[Figure collection entries]
....................

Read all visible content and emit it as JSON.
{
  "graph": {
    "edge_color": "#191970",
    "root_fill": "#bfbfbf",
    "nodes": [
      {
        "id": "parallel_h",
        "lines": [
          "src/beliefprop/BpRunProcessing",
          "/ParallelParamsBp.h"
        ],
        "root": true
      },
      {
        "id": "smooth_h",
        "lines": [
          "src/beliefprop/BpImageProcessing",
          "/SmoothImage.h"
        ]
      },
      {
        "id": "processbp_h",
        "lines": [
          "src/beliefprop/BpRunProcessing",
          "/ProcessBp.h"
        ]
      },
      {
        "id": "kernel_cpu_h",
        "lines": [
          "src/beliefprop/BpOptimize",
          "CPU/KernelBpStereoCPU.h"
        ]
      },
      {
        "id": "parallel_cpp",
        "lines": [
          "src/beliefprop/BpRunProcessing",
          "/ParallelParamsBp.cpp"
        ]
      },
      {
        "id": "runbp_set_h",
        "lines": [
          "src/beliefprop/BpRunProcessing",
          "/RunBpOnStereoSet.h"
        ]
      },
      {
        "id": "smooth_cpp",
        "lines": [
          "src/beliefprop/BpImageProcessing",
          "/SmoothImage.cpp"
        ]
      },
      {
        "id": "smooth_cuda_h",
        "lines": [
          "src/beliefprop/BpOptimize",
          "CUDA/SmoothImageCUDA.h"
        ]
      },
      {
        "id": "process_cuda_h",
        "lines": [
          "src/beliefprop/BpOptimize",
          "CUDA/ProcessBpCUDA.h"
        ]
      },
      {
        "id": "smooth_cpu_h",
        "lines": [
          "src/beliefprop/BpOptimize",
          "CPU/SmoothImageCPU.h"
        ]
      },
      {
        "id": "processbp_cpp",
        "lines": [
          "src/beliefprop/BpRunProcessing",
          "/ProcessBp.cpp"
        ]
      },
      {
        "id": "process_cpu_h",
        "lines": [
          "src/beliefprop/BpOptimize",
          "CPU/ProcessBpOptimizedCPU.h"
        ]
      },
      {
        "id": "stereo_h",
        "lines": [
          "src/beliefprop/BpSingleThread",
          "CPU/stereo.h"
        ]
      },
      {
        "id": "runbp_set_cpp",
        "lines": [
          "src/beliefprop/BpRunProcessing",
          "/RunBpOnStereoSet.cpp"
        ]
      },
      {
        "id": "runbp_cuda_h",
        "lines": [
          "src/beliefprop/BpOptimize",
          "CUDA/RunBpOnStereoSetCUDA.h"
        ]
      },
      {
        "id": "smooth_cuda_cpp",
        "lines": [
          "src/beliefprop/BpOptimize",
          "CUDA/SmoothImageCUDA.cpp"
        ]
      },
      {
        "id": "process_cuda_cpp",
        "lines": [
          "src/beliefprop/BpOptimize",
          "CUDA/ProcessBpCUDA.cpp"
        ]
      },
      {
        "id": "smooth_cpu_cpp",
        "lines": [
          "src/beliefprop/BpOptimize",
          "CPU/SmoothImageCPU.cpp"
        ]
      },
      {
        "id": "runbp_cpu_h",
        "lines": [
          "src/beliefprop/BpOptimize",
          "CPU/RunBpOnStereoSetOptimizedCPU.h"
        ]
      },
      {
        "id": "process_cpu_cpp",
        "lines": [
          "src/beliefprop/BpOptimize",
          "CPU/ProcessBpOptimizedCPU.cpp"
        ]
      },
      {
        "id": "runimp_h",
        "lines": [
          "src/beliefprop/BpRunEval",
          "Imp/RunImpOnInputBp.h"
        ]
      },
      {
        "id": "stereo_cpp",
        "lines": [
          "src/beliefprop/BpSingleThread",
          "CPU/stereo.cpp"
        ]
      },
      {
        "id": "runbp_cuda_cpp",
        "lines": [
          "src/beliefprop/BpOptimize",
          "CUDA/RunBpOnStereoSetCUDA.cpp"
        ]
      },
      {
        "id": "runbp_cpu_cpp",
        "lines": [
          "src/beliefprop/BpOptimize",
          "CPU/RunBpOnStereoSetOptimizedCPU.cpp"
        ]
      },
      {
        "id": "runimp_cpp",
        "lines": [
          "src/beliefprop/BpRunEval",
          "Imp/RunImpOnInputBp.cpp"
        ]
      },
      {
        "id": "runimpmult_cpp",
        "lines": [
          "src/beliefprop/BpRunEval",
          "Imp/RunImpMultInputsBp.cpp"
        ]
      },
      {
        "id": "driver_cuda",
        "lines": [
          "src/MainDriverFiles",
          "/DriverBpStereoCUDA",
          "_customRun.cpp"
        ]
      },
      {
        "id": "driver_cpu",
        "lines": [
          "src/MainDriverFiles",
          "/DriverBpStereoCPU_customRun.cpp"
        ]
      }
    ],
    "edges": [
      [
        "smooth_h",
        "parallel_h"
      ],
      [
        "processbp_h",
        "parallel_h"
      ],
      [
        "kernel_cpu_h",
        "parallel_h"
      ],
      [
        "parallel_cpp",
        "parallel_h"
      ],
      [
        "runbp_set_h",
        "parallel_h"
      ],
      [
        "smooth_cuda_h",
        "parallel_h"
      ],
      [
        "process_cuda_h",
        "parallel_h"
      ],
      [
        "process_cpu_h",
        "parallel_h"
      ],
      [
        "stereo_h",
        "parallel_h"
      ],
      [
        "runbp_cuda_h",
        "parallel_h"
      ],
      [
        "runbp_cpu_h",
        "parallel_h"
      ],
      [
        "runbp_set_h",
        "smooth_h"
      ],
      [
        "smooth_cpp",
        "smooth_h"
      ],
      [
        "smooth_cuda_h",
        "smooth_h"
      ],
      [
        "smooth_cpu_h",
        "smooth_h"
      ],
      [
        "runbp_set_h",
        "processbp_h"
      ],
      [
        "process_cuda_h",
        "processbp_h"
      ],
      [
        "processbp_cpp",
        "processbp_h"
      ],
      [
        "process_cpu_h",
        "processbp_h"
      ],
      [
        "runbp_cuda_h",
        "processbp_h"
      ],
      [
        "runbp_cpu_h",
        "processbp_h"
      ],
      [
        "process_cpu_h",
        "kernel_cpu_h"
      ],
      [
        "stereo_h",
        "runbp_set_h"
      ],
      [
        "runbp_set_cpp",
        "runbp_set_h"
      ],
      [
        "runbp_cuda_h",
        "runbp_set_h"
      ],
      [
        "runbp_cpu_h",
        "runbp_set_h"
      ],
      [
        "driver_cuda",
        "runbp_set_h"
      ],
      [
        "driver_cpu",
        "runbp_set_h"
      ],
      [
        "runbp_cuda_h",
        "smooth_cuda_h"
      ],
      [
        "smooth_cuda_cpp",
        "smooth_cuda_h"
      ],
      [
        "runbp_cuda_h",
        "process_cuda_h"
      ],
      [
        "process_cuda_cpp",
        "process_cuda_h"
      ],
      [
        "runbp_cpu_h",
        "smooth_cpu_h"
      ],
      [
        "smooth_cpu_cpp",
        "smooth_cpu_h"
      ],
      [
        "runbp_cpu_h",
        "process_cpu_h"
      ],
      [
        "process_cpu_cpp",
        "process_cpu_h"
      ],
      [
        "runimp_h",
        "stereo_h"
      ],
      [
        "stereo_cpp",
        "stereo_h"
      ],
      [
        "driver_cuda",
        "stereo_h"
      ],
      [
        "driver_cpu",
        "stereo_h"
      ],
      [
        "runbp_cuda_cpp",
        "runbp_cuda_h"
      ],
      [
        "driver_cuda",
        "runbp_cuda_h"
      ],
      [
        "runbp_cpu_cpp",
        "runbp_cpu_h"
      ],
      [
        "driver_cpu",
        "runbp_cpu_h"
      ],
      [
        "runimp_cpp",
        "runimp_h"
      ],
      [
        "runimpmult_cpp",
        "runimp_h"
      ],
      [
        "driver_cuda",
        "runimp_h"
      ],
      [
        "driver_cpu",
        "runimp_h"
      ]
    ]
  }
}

....................

• What the exercise asks: Return every entry exactly as given.

• Result for this task:
Read all visible content and emit it as JSON.
{
  "graph": {
    "edge_color": "#191970",
    "root_fill": "#bfbfbf",
    "nodes": [
      {
        "id": "parallel_h",
        "lines": [
          "src/beliefprop/BpRunProcessing",
          "/ParallelParamsBp.h"
        ],
        "root": true
      },
      {
        "id": "smooth_h",
        "lines": [
          "src/beliefprop/BpImageProcessing",
          "/SmoothImage.h"
        ]
      },
      {
        "id": "processbp_h",
        "lines": [
          "src/beliefprop/BpRunProcessing",
          "/ProcessBp.h"
        ]
      },
      {
        "id": "kernel_cpu_h",
        "lines": [
          "src/beliefprop/BpOptimize",
          "CPU/KernelBpStereoCPU.h"
        ]
      },
      {
        "id": "parallel_cpp",
        "lines": [
          "src/beliefprop/BpRunProcessing",
          "/ParallelParamsBp.cpp"
        ]
      },
      {
        "id": "runbp_set_h",
        "lines": [
          "src/beliefprop/BpRunProcessing",
          "/RunBpOnStereoSet.h"
        ]
      },
      {
        "id": "smooth_cpp",
        "lines": [
          "src/beliefprop/BpImageProcessing",
          "/SmoothImage.cpp"
        ]
      },
      {
        "id": "smooth_cuda_h",
        "lines": [
          "src/beliefprop/BpOptimize",
          "CUDA/SmoothImageCUDA.h"
        ]
      },
      {
        "id": "process_cuda_h",
        "lines": [
          "src/beliefprop/BpOptimize",
          "CUDA/ProcessBpCUDA.h"
        ]
      },
      {
        "id": "smooth_cpu_h",
        "lines": [
          "src/beliefprop/BpOptimize",
          "CPU/SmoothImageCPU.h"
        ]
      },
      {
        "id": "processbp_cpp",
        "lines": [
          "src/beliefprop/BpRunProcessing",
          "/ProcessBp.cpp"
        ]
      },
      {
        "id": "process_cpu_h",
        "lines": [
          "src/beliefprop/BpOptimize",
          "CPU/ProcessBpOptimizedCPU.h"
        ]
      },
      {
        "id": "stereo_h",
        "lines": [
          "src/beliefprop/BpSingleThread",
          "CPU/stereo.h"
        ]
      },
      {
        "id": "runbp_set_cpp",
        "lines": [
          "src/beliefprop/BpRunProcessing",
          "/RunBpOnStereoSet.cpp"
        ]
      },
      {
        "id": "runbp_cuda_h",
        "lines": [
          "src/beliefprop/BpOptimize",
          "CUDA/RunBpOnStereoSetCUDA.h"
        ]
      },
      {
        "id": "smooth_cuda_cpp",
        "lines": [
          "src/beliefprop/BpOptimize",
          "CUDA/SmoothImageCUDA.cpp"
        ]
      },
      {
        "id": "process_cuda_cpp",
        "lines": [
          "src/beliefprop/BpOptimize",
          "CUDA/ProcessBpCUDA.cpp"
        ]
      },
      {
        "id": "smooth_cpu_cpp",
        "lines": [
          "src/beliefprop/BpOptimize",
          "CPU/SmoothImageCPU.cpp"
        ]
      },
      {
        "id": "runbp_cpu_h",
        "lines": [
          "src/beliefprop/BpOptimize",
          "CPU/RunBpOnStereoSetOptimizedCPU.h"
        ]
      },
      {
        "id": "process_cpu_cpp",
        "lines": [
          "src/beliefprop/BpOptimize",
          "CPU/ProcessBpOptimizedCPU.cpp"
        ]
      },
      {
        "id": "runimp_h",
        "lines": [
          "src/beliefprop/BpRunEval",
          "Imp/RunImpOnInputBp.h"
        ]
      },
      {
        "id": "stereo_cpp",
        "lines": [
          "src/beliefprop/BpSingleThread",
          "CPU/stereo.cpp"
        ]
      },
      {
        "id": "runbp_cuda_cpp",
        "lines": [
          "src/beliefprop/BpOptimize",
          "CUDA/RunBpOnStereoSetCUDA.cpp"
        ]
      },
      {
        "id": "runbp_cpu_cpp",
        "lines": [
          "src/beliefprop/BpOptimize",
          "CPU/RunBpOnStereoSetOptimizedCPU.cpp"
        ]
      },
      {
        "id": "runimp_cpp",
        "lines": [
          "src/beliefprop/BpRunEval",
          "Imp/RunImpOnInputBp.cpp"
        ]
      },
      {
        "id": "runimpmult_cpp",
        "lines": [
          "src/beliefprop/BpRunEval",
          "Imp/RunImpMultInputsBp.cpp"
        ]
      },
      {
        "id": "driver_cuda",
        "lines": [
          "src/MainDriverFiles",
          "/DriverBpStereoCUDA",
          "_customRun.cpp"
        ]
      },
      {
        "id": "driver_cpu",
        "lines": [
          "src/MainDriverFiles",
          "/DriverBpStereoCPU_customRun.cpp"
        ]
      }
    ],
    "edges": [
      [
        "smooth_h",
        "parallel_h"
      ],
      [
        "processbp_h",
        "parallel_h"
      ],
      [
        "kernel_cpu_h",
        "parallel_h"
      ],
      [
        "parallel_cpp",
        "parallel_h"
      ],
      [
        "runbp_set_h",
        "parallel_h"
      ],
      [
        "smooth_cuda_h",
        "parallel_h"
      ],
      [
        "process_cuda_h",
        "parallel_h"
      ],
      [
        "process_cpu_h",
        "parallel_h"
      ],
      [
        "stereo_h",
        "parallel_h"
      ],
      [
        "runbp_cuda_h",
        "parallel_h"
      ],
      [
        "runbp_cpu_h",
        "parallel_h"
      ],
      [
        "runbp_set_h",
        "smooth_h"
      ],
      [
        "smooth_cpp",
        "smooth_h"
      ],
      [
        "smooth_cuda_h",
        "smooth_h"
      ],
      [
        "smooth_cpu_h",
        "smooth_h"
      ],
      [
        "runbp_set_h",
        "processbp_h"
      ],
      [
        "process_cuda_h",
        "processbp_h"
      ],
      [
        "processbp_cpp",
        "processbp_h"
      ],
      [
        "process_cpu_h",
        "processbp_h"
      ],
      [
        "runbp_cuda_h",
        "processbp_h"
      ],
      [
        "runbp_cpu_h",
        "processbp_h"
      ],
      [
        "process_cpu_h",
        "kernel_cpu_h"
      ],
      [
        "stereo_h",
        "runbp_set_h"
      ],
      [
        "runbp_set_cpp",
        "runbp_set_h"
      ],
      [
        "runbp_cuda_h",
        "runbp_set_h"
      ],
      [
        "runbp_cpu_h",
        "runbp_set_h"
      ],
      [
        "driver_cuda",
        "runbp_set_h"
      ],
      [
        "driver_cpu",
        "runbp_set_h"
      ],
      [
        "runbp_cuda_h",
        "smooth_cuda_h"
      ],
      [
        "smooth_cuda_cpp",
        "smooth_cuda_h"
      ],
      [
        "runbp_cuda_h",
        "process_cuda_h"
      ],
      [
        "process_cuda_cpp",
        "process_cuda_h"
      ],
      [
        "runbp_cpu_h",
        "smooth_cpu_h"
      ],
      [
        "smooth_cpu_cpp",
        "smooth_cpu_h"
      ],
      [
        "runbp_cpu_h",
        "process_cpu_h"
      ],
      [
        "process_cpu_cpp",
        "process_cpu_h"
      ],
      [
        "runimp_h",
        "stereo_h"
      ],
      [
        "stereo_cpp",
        "stereo_h"
      ],
      [
        "driver_cuda",
        "stereo_h"
      ],
      [
        "driver_cpu",
        "stereo_h"
      ],
      [
        "runbp_cuda_cpp",
        "runbp_cuda_h"
      ],
      [
        "driver_cuda",
        "runbp_cuda_h"
      ],
      [
        "runbp_cpu_cpp",
        "runbp_cpu_h"
      ],
      [
        "driver_cpu",
        "runbp_cpu_h"
      ],
      [
        "runimp_cpp",
        "runimp_h"
      ],
      [
        "runimpmult_cpp",
        "runimp_h"
      ],
      [
        "driver_cuda",
        "runimp_h"
      ],
      [
        "driver_cpu",
        "runimp_h"
      ]
    ]
  }
}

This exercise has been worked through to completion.